[BEGIN]

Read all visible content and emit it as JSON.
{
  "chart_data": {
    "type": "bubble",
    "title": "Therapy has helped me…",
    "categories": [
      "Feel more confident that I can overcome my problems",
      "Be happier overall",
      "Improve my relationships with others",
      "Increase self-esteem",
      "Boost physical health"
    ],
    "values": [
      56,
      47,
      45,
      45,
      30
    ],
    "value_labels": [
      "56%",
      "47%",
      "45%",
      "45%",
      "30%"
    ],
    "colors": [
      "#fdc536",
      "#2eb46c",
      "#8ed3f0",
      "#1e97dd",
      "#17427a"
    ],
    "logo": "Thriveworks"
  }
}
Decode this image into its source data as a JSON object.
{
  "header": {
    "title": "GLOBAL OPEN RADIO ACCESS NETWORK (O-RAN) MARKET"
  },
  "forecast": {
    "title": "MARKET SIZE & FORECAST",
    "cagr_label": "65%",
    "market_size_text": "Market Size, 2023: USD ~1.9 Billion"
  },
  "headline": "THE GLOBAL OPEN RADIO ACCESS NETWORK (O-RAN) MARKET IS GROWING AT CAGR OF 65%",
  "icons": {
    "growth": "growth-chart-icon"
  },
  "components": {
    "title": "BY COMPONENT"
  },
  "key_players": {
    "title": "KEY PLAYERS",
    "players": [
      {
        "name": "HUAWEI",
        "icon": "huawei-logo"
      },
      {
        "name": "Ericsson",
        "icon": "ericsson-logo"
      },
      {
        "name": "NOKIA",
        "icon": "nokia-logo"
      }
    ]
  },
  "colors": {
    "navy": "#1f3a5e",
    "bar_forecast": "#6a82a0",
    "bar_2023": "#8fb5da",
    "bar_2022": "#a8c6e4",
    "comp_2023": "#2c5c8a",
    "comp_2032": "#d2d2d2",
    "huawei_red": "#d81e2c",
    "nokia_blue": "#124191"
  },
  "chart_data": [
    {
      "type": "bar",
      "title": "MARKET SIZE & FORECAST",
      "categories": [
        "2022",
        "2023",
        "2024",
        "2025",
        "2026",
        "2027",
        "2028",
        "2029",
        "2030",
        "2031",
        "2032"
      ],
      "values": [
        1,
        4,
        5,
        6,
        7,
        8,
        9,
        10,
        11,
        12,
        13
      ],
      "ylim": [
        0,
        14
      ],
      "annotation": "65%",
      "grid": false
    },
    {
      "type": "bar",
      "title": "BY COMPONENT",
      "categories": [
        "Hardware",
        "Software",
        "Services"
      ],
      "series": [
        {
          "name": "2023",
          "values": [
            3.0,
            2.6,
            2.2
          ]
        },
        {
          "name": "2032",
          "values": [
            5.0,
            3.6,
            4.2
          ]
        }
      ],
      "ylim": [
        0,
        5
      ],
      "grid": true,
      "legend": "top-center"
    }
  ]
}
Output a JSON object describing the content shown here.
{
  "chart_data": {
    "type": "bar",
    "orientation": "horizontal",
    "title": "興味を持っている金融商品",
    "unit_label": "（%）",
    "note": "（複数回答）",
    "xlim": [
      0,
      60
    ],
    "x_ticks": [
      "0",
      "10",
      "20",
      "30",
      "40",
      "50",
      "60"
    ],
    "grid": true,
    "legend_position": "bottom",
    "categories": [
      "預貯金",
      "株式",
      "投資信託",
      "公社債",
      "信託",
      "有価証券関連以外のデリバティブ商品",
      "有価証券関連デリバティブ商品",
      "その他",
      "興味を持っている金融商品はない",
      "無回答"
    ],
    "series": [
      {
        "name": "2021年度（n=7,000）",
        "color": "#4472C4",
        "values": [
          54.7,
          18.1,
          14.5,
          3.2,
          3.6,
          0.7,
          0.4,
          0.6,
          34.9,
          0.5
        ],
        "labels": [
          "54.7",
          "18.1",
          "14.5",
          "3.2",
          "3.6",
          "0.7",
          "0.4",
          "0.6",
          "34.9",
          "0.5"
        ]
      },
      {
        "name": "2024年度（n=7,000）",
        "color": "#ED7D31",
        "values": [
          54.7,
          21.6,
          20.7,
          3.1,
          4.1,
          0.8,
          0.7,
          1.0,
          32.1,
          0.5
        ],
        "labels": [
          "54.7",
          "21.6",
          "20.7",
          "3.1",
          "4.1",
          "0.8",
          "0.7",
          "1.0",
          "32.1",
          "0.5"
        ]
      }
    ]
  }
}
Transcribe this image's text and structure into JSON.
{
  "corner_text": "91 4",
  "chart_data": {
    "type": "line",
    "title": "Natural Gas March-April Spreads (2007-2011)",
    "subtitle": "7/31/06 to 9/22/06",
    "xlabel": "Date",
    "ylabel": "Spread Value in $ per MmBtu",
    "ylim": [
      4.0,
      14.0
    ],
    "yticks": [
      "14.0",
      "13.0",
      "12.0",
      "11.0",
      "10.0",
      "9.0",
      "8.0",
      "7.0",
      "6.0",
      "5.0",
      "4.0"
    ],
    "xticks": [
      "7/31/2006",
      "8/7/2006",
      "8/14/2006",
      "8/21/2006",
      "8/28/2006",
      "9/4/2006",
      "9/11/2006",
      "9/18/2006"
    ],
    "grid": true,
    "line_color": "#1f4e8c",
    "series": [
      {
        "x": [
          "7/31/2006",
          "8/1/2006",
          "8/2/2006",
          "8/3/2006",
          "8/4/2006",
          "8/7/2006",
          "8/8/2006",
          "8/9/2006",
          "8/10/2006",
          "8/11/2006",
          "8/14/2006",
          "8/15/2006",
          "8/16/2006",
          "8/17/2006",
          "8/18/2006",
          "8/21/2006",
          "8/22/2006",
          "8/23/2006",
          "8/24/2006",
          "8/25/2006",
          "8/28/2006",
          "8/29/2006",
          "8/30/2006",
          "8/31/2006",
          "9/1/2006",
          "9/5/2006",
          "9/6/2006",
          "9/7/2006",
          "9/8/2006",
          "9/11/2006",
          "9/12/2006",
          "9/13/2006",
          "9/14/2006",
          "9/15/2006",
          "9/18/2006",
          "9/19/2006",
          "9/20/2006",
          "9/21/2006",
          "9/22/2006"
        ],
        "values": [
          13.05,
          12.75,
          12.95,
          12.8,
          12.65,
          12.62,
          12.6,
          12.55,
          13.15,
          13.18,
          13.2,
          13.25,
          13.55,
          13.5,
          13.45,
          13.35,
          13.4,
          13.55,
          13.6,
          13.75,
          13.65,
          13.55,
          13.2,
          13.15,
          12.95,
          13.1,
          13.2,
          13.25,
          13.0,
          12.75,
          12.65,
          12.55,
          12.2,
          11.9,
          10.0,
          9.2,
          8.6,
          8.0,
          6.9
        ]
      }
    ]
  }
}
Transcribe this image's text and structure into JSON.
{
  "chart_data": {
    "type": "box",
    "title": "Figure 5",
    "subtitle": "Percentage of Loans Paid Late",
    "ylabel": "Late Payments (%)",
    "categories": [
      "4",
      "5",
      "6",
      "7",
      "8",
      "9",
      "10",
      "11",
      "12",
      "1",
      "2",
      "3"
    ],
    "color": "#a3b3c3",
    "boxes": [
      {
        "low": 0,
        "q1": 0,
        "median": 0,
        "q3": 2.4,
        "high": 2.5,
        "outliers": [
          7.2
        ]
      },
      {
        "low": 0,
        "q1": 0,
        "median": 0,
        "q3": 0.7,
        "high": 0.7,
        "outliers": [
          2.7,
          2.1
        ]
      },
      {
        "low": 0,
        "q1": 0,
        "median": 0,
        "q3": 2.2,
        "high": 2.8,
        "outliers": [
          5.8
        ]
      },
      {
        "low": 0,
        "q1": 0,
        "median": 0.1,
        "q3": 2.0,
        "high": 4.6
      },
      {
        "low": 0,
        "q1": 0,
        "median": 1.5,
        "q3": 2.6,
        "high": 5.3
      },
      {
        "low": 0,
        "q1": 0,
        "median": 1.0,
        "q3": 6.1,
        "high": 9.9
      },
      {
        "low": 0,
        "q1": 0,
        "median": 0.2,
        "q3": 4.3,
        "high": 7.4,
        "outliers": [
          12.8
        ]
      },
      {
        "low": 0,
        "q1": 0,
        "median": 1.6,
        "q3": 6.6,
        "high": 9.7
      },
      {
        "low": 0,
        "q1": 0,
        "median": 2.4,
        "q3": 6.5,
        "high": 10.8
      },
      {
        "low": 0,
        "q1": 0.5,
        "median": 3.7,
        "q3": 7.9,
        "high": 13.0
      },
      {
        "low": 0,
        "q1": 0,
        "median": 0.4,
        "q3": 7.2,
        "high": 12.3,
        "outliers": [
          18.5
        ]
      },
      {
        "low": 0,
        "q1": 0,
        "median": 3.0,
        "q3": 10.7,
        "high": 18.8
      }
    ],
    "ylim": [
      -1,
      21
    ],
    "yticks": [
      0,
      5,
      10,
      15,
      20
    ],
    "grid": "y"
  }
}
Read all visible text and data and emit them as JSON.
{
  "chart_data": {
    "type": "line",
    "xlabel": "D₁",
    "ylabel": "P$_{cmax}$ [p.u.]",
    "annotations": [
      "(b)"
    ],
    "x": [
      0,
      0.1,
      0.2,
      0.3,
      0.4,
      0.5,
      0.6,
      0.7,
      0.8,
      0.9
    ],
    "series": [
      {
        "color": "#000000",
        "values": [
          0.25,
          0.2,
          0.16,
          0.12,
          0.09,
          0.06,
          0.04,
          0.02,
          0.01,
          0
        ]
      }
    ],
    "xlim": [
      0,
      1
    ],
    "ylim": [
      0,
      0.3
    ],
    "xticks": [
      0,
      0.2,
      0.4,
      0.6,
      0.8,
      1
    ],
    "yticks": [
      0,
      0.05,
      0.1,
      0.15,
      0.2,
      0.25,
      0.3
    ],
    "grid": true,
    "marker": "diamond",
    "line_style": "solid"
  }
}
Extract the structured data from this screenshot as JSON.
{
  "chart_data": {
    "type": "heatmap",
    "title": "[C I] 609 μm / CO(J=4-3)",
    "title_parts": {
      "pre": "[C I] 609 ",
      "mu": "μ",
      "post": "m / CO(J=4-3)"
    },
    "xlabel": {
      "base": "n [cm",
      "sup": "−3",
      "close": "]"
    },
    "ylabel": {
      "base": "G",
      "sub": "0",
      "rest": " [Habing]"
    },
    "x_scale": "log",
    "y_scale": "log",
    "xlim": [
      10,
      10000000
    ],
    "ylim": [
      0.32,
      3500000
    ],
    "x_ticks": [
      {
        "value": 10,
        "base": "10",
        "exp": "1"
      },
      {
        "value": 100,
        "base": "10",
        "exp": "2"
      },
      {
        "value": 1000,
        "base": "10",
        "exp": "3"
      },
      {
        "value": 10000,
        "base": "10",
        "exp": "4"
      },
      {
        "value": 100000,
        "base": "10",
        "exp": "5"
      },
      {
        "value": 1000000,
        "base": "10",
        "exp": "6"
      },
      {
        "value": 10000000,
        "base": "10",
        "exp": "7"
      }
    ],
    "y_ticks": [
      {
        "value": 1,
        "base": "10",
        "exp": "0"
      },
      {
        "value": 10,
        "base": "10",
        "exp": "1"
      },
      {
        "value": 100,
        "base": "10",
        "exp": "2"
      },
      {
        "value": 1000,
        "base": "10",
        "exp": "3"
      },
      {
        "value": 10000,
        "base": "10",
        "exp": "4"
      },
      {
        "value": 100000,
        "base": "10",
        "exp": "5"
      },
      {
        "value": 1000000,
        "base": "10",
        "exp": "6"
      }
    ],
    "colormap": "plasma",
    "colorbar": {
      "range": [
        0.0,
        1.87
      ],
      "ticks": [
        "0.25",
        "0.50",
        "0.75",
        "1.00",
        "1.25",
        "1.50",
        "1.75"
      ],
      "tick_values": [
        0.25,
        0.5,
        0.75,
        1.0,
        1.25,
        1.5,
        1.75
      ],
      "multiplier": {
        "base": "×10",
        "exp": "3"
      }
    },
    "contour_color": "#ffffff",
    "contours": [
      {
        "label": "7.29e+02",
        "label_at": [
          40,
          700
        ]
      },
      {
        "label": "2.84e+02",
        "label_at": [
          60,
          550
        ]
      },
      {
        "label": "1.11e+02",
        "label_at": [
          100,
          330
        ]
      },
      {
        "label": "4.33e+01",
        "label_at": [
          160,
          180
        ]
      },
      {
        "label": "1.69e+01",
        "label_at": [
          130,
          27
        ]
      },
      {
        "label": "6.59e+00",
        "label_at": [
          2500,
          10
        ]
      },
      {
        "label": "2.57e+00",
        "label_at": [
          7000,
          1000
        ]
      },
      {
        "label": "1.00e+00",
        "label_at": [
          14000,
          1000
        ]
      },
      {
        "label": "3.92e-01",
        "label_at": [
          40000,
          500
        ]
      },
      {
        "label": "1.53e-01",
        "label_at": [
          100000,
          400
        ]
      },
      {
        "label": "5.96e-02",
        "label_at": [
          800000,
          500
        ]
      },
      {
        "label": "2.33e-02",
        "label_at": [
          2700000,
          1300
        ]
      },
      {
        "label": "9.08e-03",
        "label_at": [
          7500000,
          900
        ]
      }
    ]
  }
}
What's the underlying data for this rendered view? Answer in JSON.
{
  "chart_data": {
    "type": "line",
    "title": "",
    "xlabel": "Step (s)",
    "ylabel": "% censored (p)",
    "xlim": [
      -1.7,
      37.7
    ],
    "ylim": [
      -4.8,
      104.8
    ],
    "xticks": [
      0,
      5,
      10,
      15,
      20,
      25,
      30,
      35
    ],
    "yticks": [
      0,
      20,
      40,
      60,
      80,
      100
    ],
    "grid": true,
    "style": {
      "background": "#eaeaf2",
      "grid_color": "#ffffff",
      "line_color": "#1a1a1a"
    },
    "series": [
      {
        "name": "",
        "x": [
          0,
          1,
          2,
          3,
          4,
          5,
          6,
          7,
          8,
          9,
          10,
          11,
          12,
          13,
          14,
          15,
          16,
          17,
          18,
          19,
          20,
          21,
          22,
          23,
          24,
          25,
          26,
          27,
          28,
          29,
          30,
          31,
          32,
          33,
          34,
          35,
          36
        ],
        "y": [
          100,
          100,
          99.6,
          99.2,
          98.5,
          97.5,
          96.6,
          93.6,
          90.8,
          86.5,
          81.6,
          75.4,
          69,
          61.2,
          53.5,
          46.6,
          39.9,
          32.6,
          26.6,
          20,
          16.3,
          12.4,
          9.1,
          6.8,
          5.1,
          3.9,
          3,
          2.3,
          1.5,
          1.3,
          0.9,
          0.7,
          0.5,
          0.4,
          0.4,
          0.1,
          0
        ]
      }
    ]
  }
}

[END]

Work required: Every line in the data above that contains "visible" needs to be copied.

Final result:
Read all visible content and emit it as JSON.
Read all visible text and data and emit them as JSON.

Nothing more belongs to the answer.